══ ROWS
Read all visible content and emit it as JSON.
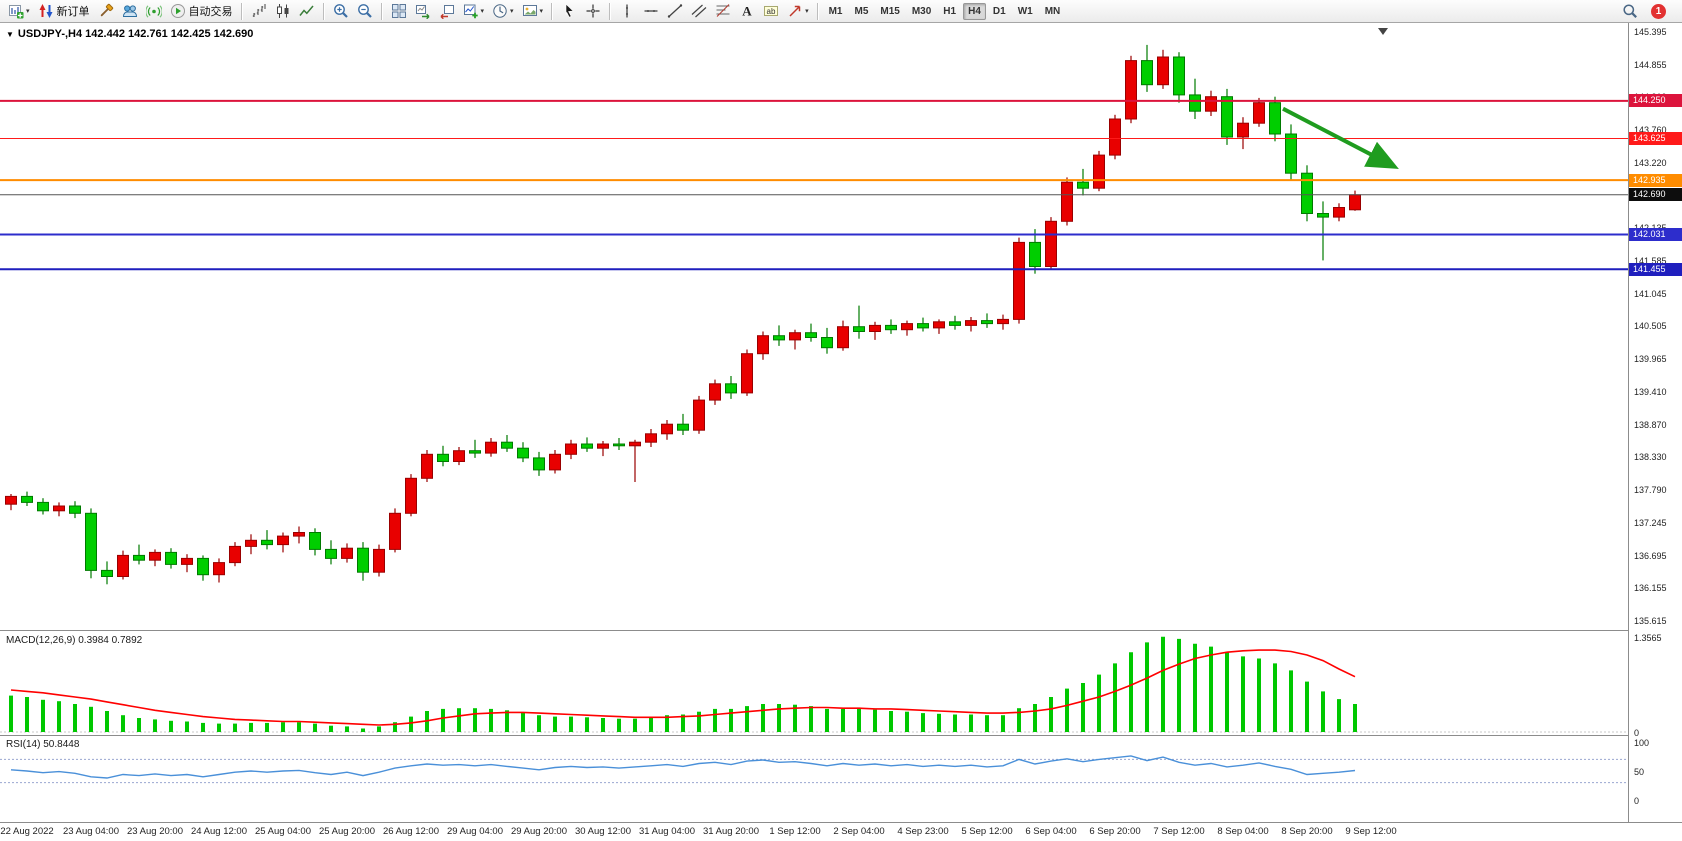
{
  "colors": {
    "bull": "#e80000",
    "bull_border": "#9a0000",
    "bear": "#00ce00",
    "bear_border": "#007a00",
    "macd_histogram": "#00c800",
    "macd_signal": "#ff0000",
    "rsi_line": "#4a90d9",
    "rsi_levels": "#9aa6d0",
    "annotation_arrow": "#1f9c1f"
  },
  "toolbar": {
    "groups": [
      {
        "items": [
          {
            "name": "new-chart-button",
            "icon": "new-chart",
            "caret": true
          },
          {
            "name": "new-order-button",
            "icon": "order-arrows",
            "label": "新订单"
          },
          {
            "name": "metaeditor-button",
            "icon": "hammer"
          },
          {
            "name": "experts-button",
            "icon": "experts"
          },
          {
            "name": "signals-button",
            "icon": "signals"
          },
          {
            "name": "autotrading-button",
            "icon": "play",
            "label": "自动交易"
          }
        ]
      },
      {
        "items": [
          {
            "name": "bar-chart-button",
            "icon": "bars"
          },
          {
            "name": "candle-chart-button",
            "icon": "candles"
          },
          {
            "name": "line-chart-button",
            "icon": "linechart"
          }
        ]
      },
      {
        "items": [
          {
            "name": "zoom-in-button",
            "icon": "zoom-in"
          },
          {
            "name": "zoom-out-button",
            "icon": "zoom-out"
          }
        ]
      },
      {
        "items": [
          {
            "name": "tile-windows-button",
            "icon": "tile"
          },
          {
            "name": "autoscroll-button",
            "icon": "autoscroll"
          },
          {
            "name": "chart-shift-button",
            "icon": "shift"
          },
          {
            "name": "indicators-button",
            "icon": "indicators",
            "caret": true
          },
          {
            "name": "periods-button",
            "icon": "clock",
            "caret": true
          },
          {
            "name": "templates-button",
            "icon": "template",
            "caret": true
          }
        ]
      },
      {
        "items": [
          {
            "name": "cursor-button",
            "icon": "cursor"
          },
          {
            "name": "crosshair-button",
            "icon": "crosshair"
          }
        ]
      },
      {
        "items": [
          {
            "name": "vertical-line-button",
            "icon": "vline"
          },
          {
            "name": "horizontal-line-button",
            "icon": "hline"
          },
          {
            "name": "trendline-button",
            "icon": "trendline"
          },
          {
            "name": "channel-button",
            "icon": "channel"
          },
          {
            "name": "fibonacci-button",
            "icon": "fibo"
          },
          {
            "name": "text-button",
            "icon": "text"
          },
          {
            "name": "label-button",
            "icon": "label"
          },
          {
            "name": "arrows-menu-button",
            "icon": "arrow-obj",
            "caret": true
          }
        ]
      }
    ],
    "timeframes": [
      "M1",
      "M5",
      "M15",
      "M30",
      "H1",
      "H4",
      "D1",
      "W1",
      "MN"
    ],
    "active_timeframe": "H4",
    "badge": "1"
  },
  "chart_data": {
    "type": "candlestick",
    "header": "USDJPY-,H4 142.442 142.761 142.425 142.690",
    "symbol": "USDJPY-",
    "timeframe": "H4",
    "current_ohlc": {
      "open": 142.442,
      "high": 142.761,
      "low": 142.425,
      "close": 142.69
    },
    "color_convention": "red-up-green-down",
    "y_axis": {
      "min": 135.615,
      "max": 145.395,
      "ticks": [
        "145.395",
        "144.855",
        "144.310",
        "143.760",
        "143.220",
        "142.675",
        "142.135",
        "141.585",
        "141.045",
        "140.505",
        "139.965",
        "139.410",
        "138.870",
        "138.330",
        "137.790",
        "137.245",
        "136.695",
        "136.155",
        "135.615"
      ]
    },
    "x_axis": {
      "labels": [
        "22 Aug 2022",
        "23 Aug 04:00",
        "23 Aug 20:00",
        "24 Aug 12:00",
        "25 Aug 04:00",
        "25 Aug 20:00",
        "26 Aug 12:00",
        "29 Aug 04:00",
        "29 Aug 20:00",
        "30 Aug 12:00",
        "31 Aug 04:00",
        "31 Aug 20:00",
        "1 Sep 12:00",
        "2 Sep 04:00",
        "4 Sep 23:00",
        "5 Sep 12:00",
        "6 Sep 04:00",
        "6 Sep 20:00",
        "7 Sep 12:00",
        "8 Sep 04:00",
        "8 Sep 20:00",
        "9 Sep 12:00"
      ]
    },
    "horizontal_lines": [
      {
        "price": 144.25,
        "label": "144.250",
        "color": "#dc143c",
        "width": 2
      },
      {
        "price": 143.625,
        "label": "143.625",
        "color": "#ff1a1a",
        "width": 1
      },
      {
        "price": 142.935,
        "label": "142.935",
        "color": "#ff8c00",
        "width": 2
      },
      {
        "price": 142.69,
        "label": "142.690",
        "color": "#555555",
        "width": 1,
        "label_bg": "#0d0d0d",
        "role": "current-price"
      },
      {
        "price": 142.031,
        "label": "142.031",
        "color": "#2d2dcc",
        "width": 2
      },
      {
        "price": 141.455,
        "label": "141.455",
        "color": "#1f1fbe",
        "width": 2
      }
    ],
    "annotations": [
      {
        "type": "arrow",
        "direction": "down-right",
        "color": "#1f9c1f",
        "x1_index": 79.5,
        "price1": 144.12,
        "x2_index": 86.3,
        "price2": 143.18
      }
    ],
    "candles": [
      [
        137.55,
        137.72,
        137.45,
        137.68
      ],
      [
        137.68,
        137.76,
        137.52,
        137.58
      ],
      [
        137.58,
        137.65,
        137.38,
        137.44
      ],
      [
        137.44,
        137.58,
        137.35,
        137.52
      ],
      [
        137.52,
        137.6,
        137.32,
        137.4
      ],
      [
        137.4,
        137.48,
        136.32,
        136.45
      ],
      [
        136.45,
        136.6,
        136.22,
        136.35
      ],
      [
        136.35,
        136.78,
        136.3,
        136.7
      ],
      [
        136.7,
        136.88,
        136.55,
        136.62
      ],
      [
        136.62,
        136.8,
        136.52,
        136.75
      ],
      [
        136.75,
        136.82,
        136.48,
        136.55
      ],
      [
        136.55,
        136.72,
        136.42,
        136.65
      ],
      [
        136.65,
        136.7,
        136.28,
        136.38
      ],
      [
        136.38,
        136.65,
        136.25,
        136.58
      ],
      [
        136.58,
        136.92,
        136.52,
        136.85
      ],
      [
        136.85,
        137.05,
        136.72,
        136.95
      ],
      [
        136.95,
        137.12,
        136.8,
        136.88
      ],
      [
        136.88,
        137.08,
        136.75,
        137.02
      ],
      [
        137.02,
        137.18,
        136.9,
        137.08
      ],
      [
        137.08,
        137.15,
        136.7,
        136.8
      ],
      [
        136.8,
        136.95,
        136.55,
        136.65
      ],
      [
        136.65,
        136.9,
        136.58,
        136.82
      ],
      [
        136.82,
        136.92,
        136.28,
        136.42
      ],
      [
        136.42,
        136.88,
        136.35,
        136.8
      ],
      [
        136.8,
        137.48,
        136.75,
        137.4
      ],
      [
        137.4,
        138.05,
        137.35,
        137.98
      ],
      [
        137.98,
        138.45,
        137.92,
        138.38
      ],
      [
        138.38,
        138.52,
        138.18,
        138.26
      ],
      [
        138.26,
        138.5,
        138.2,
        138.44
      ],
      [
        138.44,
        138.62,
        138.32,
        138.4
      ],
      [
        138.4,
        138.65,
        138.34,
        138.58
      ],
      [
        138.58,
        138.7,
        138.42,
        138.48
      ],
      [
        138.48,
        138.58,
        138.25,
        138.32
      ],
      [
        138.32,
        138.42,
        138.02,
        138.12
      ],
      [
        138.12,
        138.45,
        138.06,
        138.38
      ],
      [
        138.38,
        138.62,
        138.3,
        138.55
      ],
      [
        138.55,
        138.66,
        138.42,
        138.48
      ],
      [
        138.48,
        138.6,
        138.35,
        138.55
      ],
      [
        138.55,
        138.65,
        138.45,
        138.52
      ],
      [
        138.52,
        138.62,
        137.92,
        138.58
      ],
      [
        138.58,
        138.8,
        138.5,
        138.72
      ],
      [
        138.72,
        138.95,
        138.62,
        138.88
      ],
      [
        138.88,
        139.05,
        138.7,
        138.78
      ],
      [
        138.78,
        139.35,
        138.72,
        139.28
      ],
      [
        139.28,
        139.62,
        139.2,
        139.55
      ],
      [
        139.55,
        139.68,
        139.3,
        139.4
      ],
      [
        139.4,
        140.12,
        139.35,
        140.05
      ],
      [
        140.05,
        140.42,
        139.95,
        140.35
      ],
      [
        140.35,
        140.52,
        140.18,
        140.28
      ],
      [
        140.28,
        140.45,
        140.12,
        140.4
      ],
      [
        140.4,
        140.55,
        140.25,
        140.32
      ],
      [
        140.32,
        140.48,
        140.05,
        140.15
      ],
      [
        140.15,
        140.6,
        140.1,
        140.5
      ],
      [
        140.5,
        140.85,
        140.3,
        140.42
      ],
      [
        140.42,
        140.58,
        140.28,
        140.52
      ],
      [
        140.52,
        140.62,
        140.38,
        140.45
      ],
      [
        140.45,
        140.6,
        140.35,
        140.55
      ],
      [
        140.55,
        140.65,
        140.42,
        140.48
      ],
      [
        140.48,
        140.62,
        140.38,
        140.58
      ],
      [
        140.58,
        140.68,
        140.45,
        140.52
      ],
      [
        140.52,
        140.66,
        140.42,
        140.6
      ],
      [
        140.6,
        140.72,
        140.48,
        140.55
      ],
      [
        140.55,
        140.7,
        140.45,
        140.62
      ],
      [
        140.62,
        141.98,
        140.55,
        141.9
      ],
      [
        141.9,
        142.12,
        141.38,
        141.5
      ],
      [
        141.5,
        142.32,
        141.45,
        142.25
      ],
      [
        142.25,
        142.98,
        142.18,
        142.9
      ],
      [
        142.9,
        143.12,
        142.68,
        142.8
      ],
      [
        142.8,
        143.42,
        142.75,
        143.35
      ],
      [
        143.35,
        144.02,
        143.28,
        143.95
      ],
      [
        143.95,
        145.0,
        143.88,
        144.92
      ],
      [
        144.92,
        145.18,
        144.4,
        144.52
      ],
      [
        144.52,
        145.1,
        144.45,
        144.98
      ],
      [
        144.98,
        145.06,
        144.22,
        144.35
      ],
      [
        144.35,
        144.62,
        143.95,
        144.08
      ],
      [
        144.08,
        144.42,
        144.0,
        144.32
      ],
      [
        144.32,
        144.45,
        143.52,
        143.65
      ],
      [
        143.65,
        143.98,
        143.45,
        143.88
      ],
      [
        143.88,
        144.3,
        143.82,
        144.22
      ],
      [
        144.22,
        144.32,
        143.58,
        143.7
      ],
      [
        143.7,
        143.86,
        142.92,
        143.05
      ],
      [
        143.05,
        143.18,
        142.25,
        142.38
      ],
      [
        142.38,
        142.58,
        141.6,
        142.32
      ],
      [
        142.32,
        142.55,
        142.25,
        142.48
      ],
      [
        142.442,
        142.761,
        142.425,
        142.69
      ]
    ],
    "indicators": {
      "macd": {
        "label": "MACD(12,26,9) 0.3984 0.7892",
        "params": "12,26,9",
        "main_value": 0.3984,
        "signal_value": 0.7892,
        "axis_labels": [
          "1.3565",
          "0"
        ],
        "y_max": 1.3565,
        "histogram": [
          0.52,
          0.5,
          0.46,
          0.44,
          0.4,
          0.36,
          0.3,
          0.24,
          0.2,
          0.18,
          0.16,
          0.15,
          0.13,
          0.12,
          0.12,
          0.13,
          0.13,
          0.14,
          0.14,
          0.12,
          0.09,
          0.08,
          0.05,
          0.08,
          0.14,
          0.22,
          0.3,
          0.33,
          0.34,
          0.34,
          0.33,
          0.31,
          0.28,
          0.24,
          0.22,
          0.22,
          0.21,
          0.2,
          0.19,
          0.19,
          0.21,
          0.24,
          0.25,
          0.29,
          0.33,
          0.33,
          0.37,
          0.4,
          0.4,
          0.39,
          0.37,
          0.33,
          0.33,
          0.33,
          0.32,
          0.3,
          0.29,
          0.27,
          0.26,
          0.25,
          0.25,
          0.24,
          0.24,
          0.34,
          0.4,
          0.5,
          0.62,
          0.7,
          0.82,
          0.98,
          1.14,
          1.28,
          1.36,
          1.33,
          1.26,
          1.22,
          1.14,
          1.08,
          1.05,
          0.98,
          0.88,
          0.72,
          0.58,
          0.47,
          0.4
        ],
        "signal": [
          0.6,
          0.58,
          0.56,
          0.53,
          0.5,
          0.47,
          0.43,
          0.39,
          0.35,
          0.31,
          0.28,
          0.25,
          0.22,
          0.2,
          0.18,
          0.17,
          0.16,
          0.15,
          0.15,
          0.14,
          0.13,
          0.12,
          0.11,
          0.1,
          0.11,
          0.13,
          0.16,
          0.2,
          0.23,
          0.26,
          0.27,
          0.28,
          0.28,
          0.27,
          0.26,
          0.25,
          0.24,
          0.23,
          0.22,
          0.21,
          0.21,
          0.21,
          0.22,
          0.23,
          0.25,
          0.27,
          0.29,
          0.31,
          0.33,
          0.34,
          0.35,
          0.35,
          0.34,
          0.34,
          0.33,
          0.33,
          0.32,
          0.31,
          0.3,
          0.29,
          0.28,
          0.27,
          0.27,
          0.28,
          0.3,
          0.33,
          0.38,
          0.44,
          0.5,
          0.58,
          0.67,
          0.77,
          0.88,
          0.97,
          1.05,
          1.1,
          1.14,
          1.16,
          1.17,
          1.17,
          1.15,
          1.1,
          1.02,
          0.9,
          0.79
        ]
      },
      "rsi": {
        "label": "RSI(14) 50.8448",
        "period": 14,
        "value": 50.8448,
        "axis_labels": [
          "100",
          "50",
          "0"
        ],
        "levels": [
          70,
          30
        ],
        "values": [
          52,
          50,
          47,
          49,
          46,
          40,
          38,
          44,
          42,
          45,
          42,
          44,
          40,
          44,
          48,
          50,
          48,
          50,
          51,
          47,
          44,
          48,
          42,
          48,
          55,
          59,
          62,
          60,
          61,
          59,
          61,
          58,
          55,
          52,
          56,
          58,
          56,
          57,
          55,
          57,
          59,
          61,
          58,
          63,
          65,
          61,
          67,
          69,
          65,
          66,
          63,
          59,
          63,
          60,
          62,
          59,
          61,
          58,
          60,
          58,
          60,
          57,
          59,
          70,
          62,
          67,
          71,
          66,
          70,
          73,
          76,
          68,
          74,
          65,
          60,
          63,
          57,
          60,
          64,
          58,
          53,
          44,
          46,
          48,
          50.84
        ]
      }
    }
  }
}
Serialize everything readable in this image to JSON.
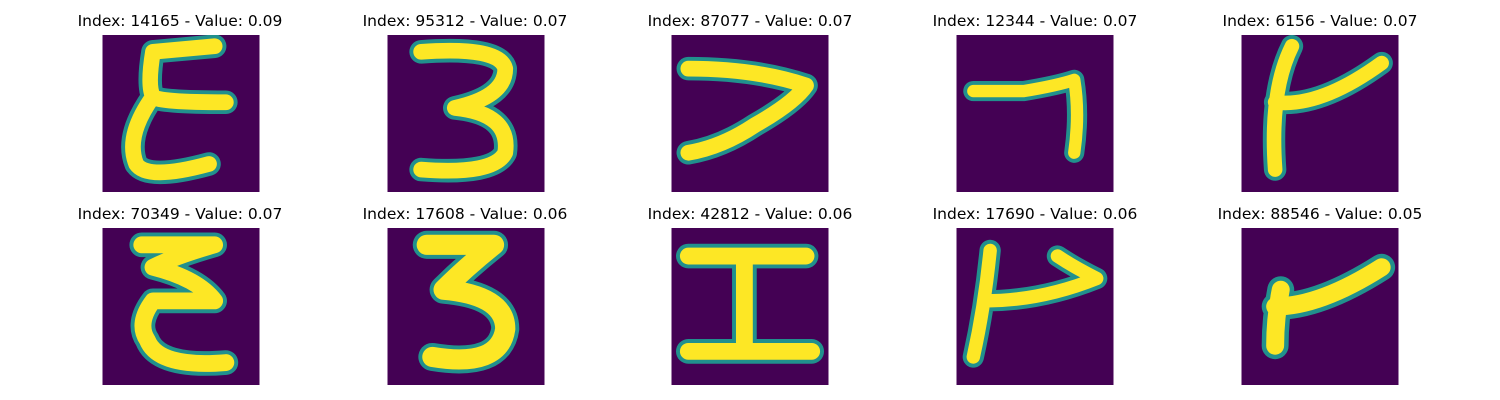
════
● YOUR OBJECTIVE
Within the data above, pick out all lines holding the word "trendline".

● CORRECT RESPONSE
            "name": "trendline-button",
            "icon": "trendline"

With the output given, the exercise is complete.